--- Begin DATASET RECORDS ---

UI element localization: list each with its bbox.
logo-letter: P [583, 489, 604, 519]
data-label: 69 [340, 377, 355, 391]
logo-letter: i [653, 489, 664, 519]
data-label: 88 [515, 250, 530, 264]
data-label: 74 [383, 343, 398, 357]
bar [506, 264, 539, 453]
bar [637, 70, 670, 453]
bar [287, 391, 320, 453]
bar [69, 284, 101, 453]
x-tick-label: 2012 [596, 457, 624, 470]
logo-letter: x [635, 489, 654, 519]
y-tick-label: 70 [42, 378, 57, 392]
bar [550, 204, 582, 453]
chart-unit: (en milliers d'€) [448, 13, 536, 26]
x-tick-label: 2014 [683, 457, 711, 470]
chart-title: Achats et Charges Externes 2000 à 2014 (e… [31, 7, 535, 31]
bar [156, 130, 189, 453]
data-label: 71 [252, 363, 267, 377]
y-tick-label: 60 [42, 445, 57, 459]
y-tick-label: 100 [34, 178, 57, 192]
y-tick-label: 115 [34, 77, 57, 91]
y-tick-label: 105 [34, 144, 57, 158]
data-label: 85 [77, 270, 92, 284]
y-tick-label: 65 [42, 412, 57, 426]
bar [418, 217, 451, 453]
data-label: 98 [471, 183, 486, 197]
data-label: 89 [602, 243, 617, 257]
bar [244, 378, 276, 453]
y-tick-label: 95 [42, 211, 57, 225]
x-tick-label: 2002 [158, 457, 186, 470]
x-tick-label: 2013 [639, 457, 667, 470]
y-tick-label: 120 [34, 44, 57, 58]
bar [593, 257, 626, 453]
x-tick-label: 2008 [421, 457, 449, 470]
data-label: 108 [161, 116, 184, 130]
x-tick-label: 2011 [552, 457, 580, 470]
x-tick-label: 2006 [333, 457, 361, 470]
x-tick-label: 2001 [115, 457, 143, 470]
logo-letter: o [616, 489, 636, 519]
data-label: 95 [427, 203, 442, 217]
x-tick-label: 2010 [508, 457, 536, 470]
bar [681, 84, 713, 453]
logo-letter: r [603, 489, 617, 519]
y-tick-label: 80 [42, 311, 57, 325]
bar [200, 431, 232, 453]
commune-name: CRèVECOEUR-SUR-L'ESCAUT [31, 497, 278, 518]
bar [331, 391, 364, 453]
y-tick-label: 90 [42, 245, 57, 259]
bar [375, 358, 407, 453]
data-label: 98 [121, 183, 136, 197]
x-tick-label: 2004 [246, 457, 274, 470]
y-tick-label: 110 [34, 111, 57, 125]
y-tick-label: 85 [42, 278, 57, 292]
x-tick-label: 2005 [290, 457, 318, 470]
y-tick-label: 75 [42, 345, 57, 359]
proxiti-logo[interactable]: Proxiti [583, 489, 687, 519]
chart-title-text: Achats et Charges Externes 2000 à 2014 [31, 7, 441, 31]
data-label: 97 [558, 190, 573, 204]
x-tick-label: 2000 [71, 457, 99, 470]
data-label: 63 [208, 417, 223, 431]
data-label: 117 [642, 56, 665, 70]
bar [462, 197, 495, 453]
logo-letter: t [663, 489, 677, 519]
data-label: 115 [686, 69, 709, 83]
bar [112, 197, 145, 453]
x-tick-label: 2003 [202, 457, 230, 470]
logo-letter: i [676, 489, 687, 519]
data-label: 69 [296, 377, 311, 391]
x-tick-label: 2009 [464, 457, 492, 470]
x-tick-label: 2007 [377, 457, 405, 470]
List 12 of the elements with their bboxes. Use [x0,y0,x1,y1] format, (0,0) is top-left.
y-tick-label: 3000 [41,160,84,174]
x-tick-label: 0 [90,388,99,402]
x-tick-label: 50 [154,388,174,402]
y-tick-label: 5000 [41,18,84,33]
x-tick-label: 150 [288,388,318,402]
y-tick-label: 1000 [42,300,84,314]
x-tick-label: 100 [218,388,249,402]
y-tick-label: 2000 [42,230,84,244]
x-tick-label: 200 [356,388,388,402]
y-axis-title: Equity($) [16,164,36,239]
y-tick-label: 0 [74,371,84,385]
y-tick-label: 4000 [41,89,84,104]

--- End DATASET RECORDS ---

:: INSTRUCTION ::
Please copy out the whole listing above line by line, keeping every character as it appears.

:: CORRECT RESPONSE ::
UI element localization: list each with its bbox.
logo-letter: P [583, 489, 604, 519]
data-label: 69 [340, 377, 355, 391]
logo-letter: i [653, 489, 664, 519]
data-label: 88 [515, 250, 530, 264]
data-label: 74 [383, 343, 398, 357]
bar [506, 264, 539, 453]
bar [637, 70, 670, 453]
bar [287, 391, 320, 453]
bar [69, 284, 101, 453]
x-tick-label: 2012 [596, 457, 624, 470]
logo-letter: x [635, 489, 654, 519]
y-tick-label: 70 [42, 378, 57, 392]
bar [550, 204, 582, 453]
chart-unit: (en milliers d'€) [448, 13, 536, 26]
x-tick-label: 2014 [683, 457, 711, 470]
chart-title: Achats et Charges Externes 2000 à 2014 (e… [31, 7, 535, 31]
bar [156, 130, 189, 453]
data-label: 71 [252, 363, 267, 377]
y-tick-label: 60 [42, 445, 57, 459]
y-tick-label: 100 [34, 178, 57, 192]
y-tick-label: 115 [34, 77, 57, 91]
y-tick-label: 105 [34, 144, 57, 158]
data-label: 85 [77, 270, 92, 284]
y-tick-label: 65 [42, 412, 57, 426]
bar [418, 217, 451, 453]
data-label: 98 [471, 183, 486, 197]
data-label: 89 [602, 243, 617, 257]
bar [244, 378, 276, 453]
y-tick-label: 95 [42, 211, 57, 225]
x-tick-label: 2002 [158, 457, 186, 470]
x-tick-label: 2013 [639, 457, 667, 470]
y-tick-label: 120 [34, 44, 57, 58]
bar [593, 257, 626, 453]
x-tick-label: 2008 [421, 457, 449, 470]
data-label: 108 [161, 116, 184, 130]
x-tick-label: 2011 [552, 457, 580, 470]
x-tick-label: 2006 [333, 457, 361, 470]
x-tick-label: 2001 [115, 457, 143, 470]
logo-letter: o [616, 489, 636, 519]
data-label: 95 [427, 203, 442, 217]
x-tick-label: 2010 [508, 457, 536, 470]
bar [681, 84, 713, 453]
logo-letter: r [603, 489, 617, 519]
y-tick-label: 80 [42, 311, 57, 325]
bar [200, 431, 232, 453]
commune-name: CRèVECOEUR-SUR-L'ESCAUT [31, 497, 278, 518]
bar [331, 391, 364, 453]
y-tick-label: 90 [42, 245, 57, 259]
bar [375, 358, 407, 453]
data-label: 98 [121, 183, 136, 197]
x-tick-label: 2004 [246, 457, 274, 470]
y-tick-label: 110 [34, 111, 57, 125]
y-tick-label: 85 [42, 278, 57, 292]
x-tick-label: 2005 [290, 457, 318, 470]
y-tick-label: 75 [42, 345, 57, 359]
proxiti-logo[interactable]: Proxiti [583, 489, 687, 519]
chart-title-text: Achats et Charges Externes 2000 à 2014 [31, 7, 441, 31]
data-label: 97 [558, 190, 573, 204]
x-tick-label: 2000 [71, 457, 99, 470]
data-label: 63 [208, 417, 223, 431]
data-label: 117 [642, 56, 665, 70]
bar [462, 197, 495, 453]
logo-letter: t [663, 489, 677, 519]
data-label: 115 [686, 69, 709, 83]
bar [112, 197, 145, 453]
x-tick-label: 2003 [202, 457, 230, 470]
logo-letter: i [676, 489, 687, 519]
data-label: 69 [296, 377, 311, 391]
x-tick-label: 2009 [464, 457, 492, 470]
x-tick-label: 2007 [377, 457, 405, 470]
List 12 of the elements with their bboxes. Use [x0,y0,x1,y1] format, (0,0) is top-left.
y-tick-label: 3000 [41,160,84,174]
x-tick-label: 0 [90,388,99,402]
x-tick-label: 50 [154,388,174,402]
y-tick-label: 5000 [41,18,84,33]
x-tick-label: 150 [288,388,318,402]
y-tick-label: 1000 [42,300,84,314]
x-tick-label: 100 [218,388,249,402]
y-tick-label: 2000 [42,230,84,244]
x-tick-label: 200 [356,388,388,402]
y-axis-title: Equity($) [16,164,36,239]
y-tick-label: 0 [74,371,84,385]
y-tick-label: 4000 [41,89,84,104]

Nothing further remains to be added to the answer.